**Your goal:**
Every entry below should be repeated exactly; the pictures should not.

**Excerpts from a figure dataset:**

%%

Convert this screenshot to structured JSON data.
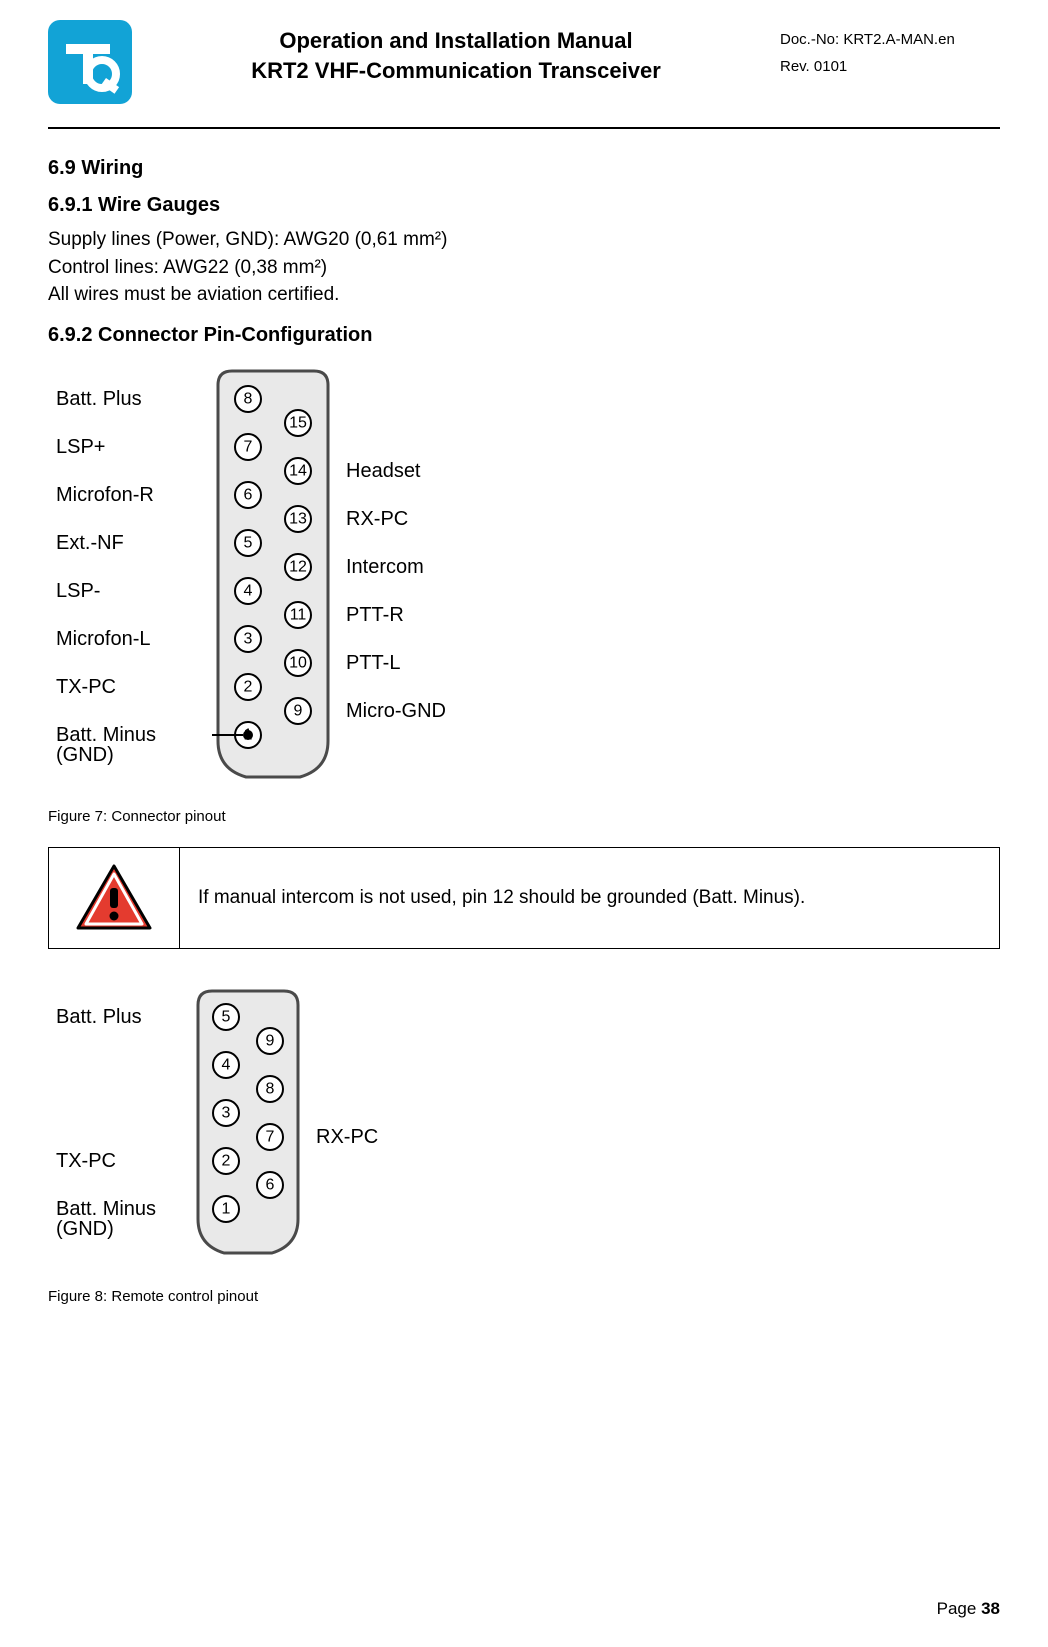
{
  "header": {
    "title_line1": "Operation and Installation Manual",
    "title_line2": "KRT2 VHF-Communication Transceiver",
    "doc_no_label": "Doc.-No: ",
    "doc_no": "KRT2.A-MAN.en",
    "rev_label": "Rev. ",
    "rev": "0101",
    "logo": {
      "bg": "#12a3d6",
      "fg": "#ffffff"
    }
  },
  "sections": {
    "s69": "6.9  Wiring",
    "s691": "6.9.1  Wire Gauges",
    "p1": "Supply lines (Power, GND): AWG20 (0,61 mm²)",
    "p2": "Control lines: AWG22 (0,38 mm²)",
    "p3": "All wires must be aviation certified.",
    "s692": "6.9.2  Connector Pin-Configuration"
  },
  "figures": {
    "fig7_caption": "Figure 7: Connector pinout",
    "fig8_caption": "Figure 8: Remote control pinout"
  },
  "warning": {
    "text": "If manual intercom is not used, pin 12 should be grounded (Batt. Minus).",
    "colors": {
      "triangle_fill": "#e43b2f",
      "triangle_stroke": "#000000",
      "bang": "#000000"
    }
  },
  "connector15": {
    "body_fill": "#e9e9e9",
    "body_stroke": "#4a4a4a",
    "pin_fill": "#ffffff",
    "pin_stroke": "#000000",
    "left_labels": [
      {
        "pin": 8,
        "text": "Batt. Plus"
      },
      {
        "pin": 7,
        "text": "LSP+"
      },
      {
        "pin": 6,
        "text": "Microfon-R"
      },
      {
        "pin": 5,
        "text": "Ext.-NF"
      },
      {
        "pin": 4,
        "text": "LSP-"
      },
      {
        "pin": 3,
        "text": "Microfon-L"
      },
      {
        "pin": 2,
        "text": "TX-PC"
      },
      {
        "pin": 1,
        "text": "Batt. Minus\n(GND)"
      }
    ],
    "right_labels": [
      {
        "pin": 14,
        "text": "Headset"
      },
      {
        "pin": 13,
        "text": "RX-PC"
      },
      {
        "pin": 12,
        "text": "Intercom"
      },
      {
        "pin": 11,
        "text": "PTT-R"
      },
      {
        "pin": 10,
        "text": "PTT-L"
      },
      {
        "pin": 9,
        "text": "Micro-GND"
      }
    ],
    "left_col_pins": [
      8,
      7,
      6,
      5,
      4,
      3,
      2,
      1
    ],
    "right_col_pins": [
      15,
      14,
      13,
      12,
      11,
      10,
      9
    ]
  },
  "connector9": {
    "body_fill": "#e9e9e9",
    "body_stroke": "#4a4a4a",
    "pin_fill": "#ffffff",
    "pin_stroke": "#000000",
    "left_labels": [
      {
        "pin": 5,
        "text": "Batt. Plus"
      },
      {
        "pin": 2,
        "text": "TX-PC"
      },
      {
        "pin": 1,
        "text": "Batt. Minus\n(GND)"
      }
    ],
    "right_labels": [
      {
        "pin": 7,
        "text": "RX-PC"
      }
    ],
    "left_col_pins": [
      5,
      4,
      3,
      2,
      1
    ],
    "right_col_pins": [
      9,
      8,
      7,
      6
    ]
  },
  "footer": {
    "page_label": "Page ",
    "page_num": "38"
  }
}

%%

**Right answer:**
Convert this screenshot to structured JSON data.
{
  "header": {
    "title_line1": "Operation and Installation Manual",
    "title_line2": "KRT2 VHF-Communication Transceiver",
    "doc_no_label": "Doc.-No: ",
    "doc_no": "KRT2.A-MAN.en",
    "rev_label": "Rev. ",
    "rev": "0101",
    "logo": {
      "bg": "#12a3d6",
      "fg": "#ffffff"
    }
  },
  "sections": {
    "s69": "6.9  Wiring",
    "s691": "6.9.1  Wire Gauges",
    "p1": "Supply lines (Power, GND): AWG20 (0,61 mm²)",
    "p2": "Control lines: AWG22 (0,38 mm²)",
    "p3": "All wires must be aviation certified.",
    "s692": "6.9.2  Connector Pin-Configuration"
  },
  "figures": {
    "fig7_caption": "Figure 7: Connector pinout",
    "fig8_caption": "Figure 8: Remote control pinout"
  },
  "warning": {
    "text": "If manual intercom is not used, pin 12 should be grounded (Batt. Minus).",
    "colors": {
      "triangle_fill": "#e43b2f",
      "triangle_stroke": "#000000",
      "bang": "#000000"
    }
  },
  "connector15": {
    "body_fill": "#e9e9e9",
    "body_stroke": "#4a4a4a",
    "pin_fill": "#ffffff",
    "pin_stroke": "#000000",
    "left_labels": [
      {
        "pin": 8,
        "text": "Batt. Plus"
      },
      {
        "pin": 7,
        "text": "LSP+"
      },
      {
        "pin": 6,
        "text": "Microfon-R"
      },
      {
        "pin": 5,
        "text": "Ext.-NF"
      },
      {
        "pin": 4,
        "text": "LSP-"
      },
      {
        "pin": 3,
        "text": "Microfon-L"
      },
      {
        "pin": 2,
        "text": "TX-PC"
      },
      {
        "pin": 1,
        "text": "Batt. Minus\n(GND)"
      }
    ],
    "right_labels": [
      {
        "pin": 14,
        "text": "Headset"
      },
      {
        "pin": 13,
        "text": "RX-PC"
      },
      {
        "pin": 12,
        "text": "Intercom"
      },
      {
        "pin": 11,
        "text": "PTT-R"
      },
      {
        "pin": 10,
        "text": "PTT-L"
      },
      {
        "pin": 9,
        "text": "Micro-GND"
      }
    ],
    "left_col_pins": [
      8,
      7,
      6,
      5,
      4,
      3,
      2,
      1
    ],
    "right_col_pins": [
      15,
      14,
      13,
      12,
      11,
      10,
      9
    ]
  },
  "connector9": {
    "body_fill": "#e9e9e9",
    "body_stroke": "#4a4a4a",
    "pin_fill": "#ffffff",
    "pin_stroke": "#000000",
    "left_labels": [
      {
        "pin": 5,
        "text": "Batt. Plus"
      },
      {
        "pin": 2,
        "text": "TX-PC"
      },
      {
        "pin": 1,
        "text": "Batt. Minus\n(GND)"
      }
    ],
    "right_labels": [
      {
        "pin": 7,
        "text": "RX-PC"
      }
    ],
    "left_col_pins": [
      5,
      4,
      3,
      2,
      1
    ],
    "right_col_pins": [
      9,
      8,
      7,
      6
    ]
  },
  "footer": {
    "page_label": "Page ",
    "page_num": "38"
  }
}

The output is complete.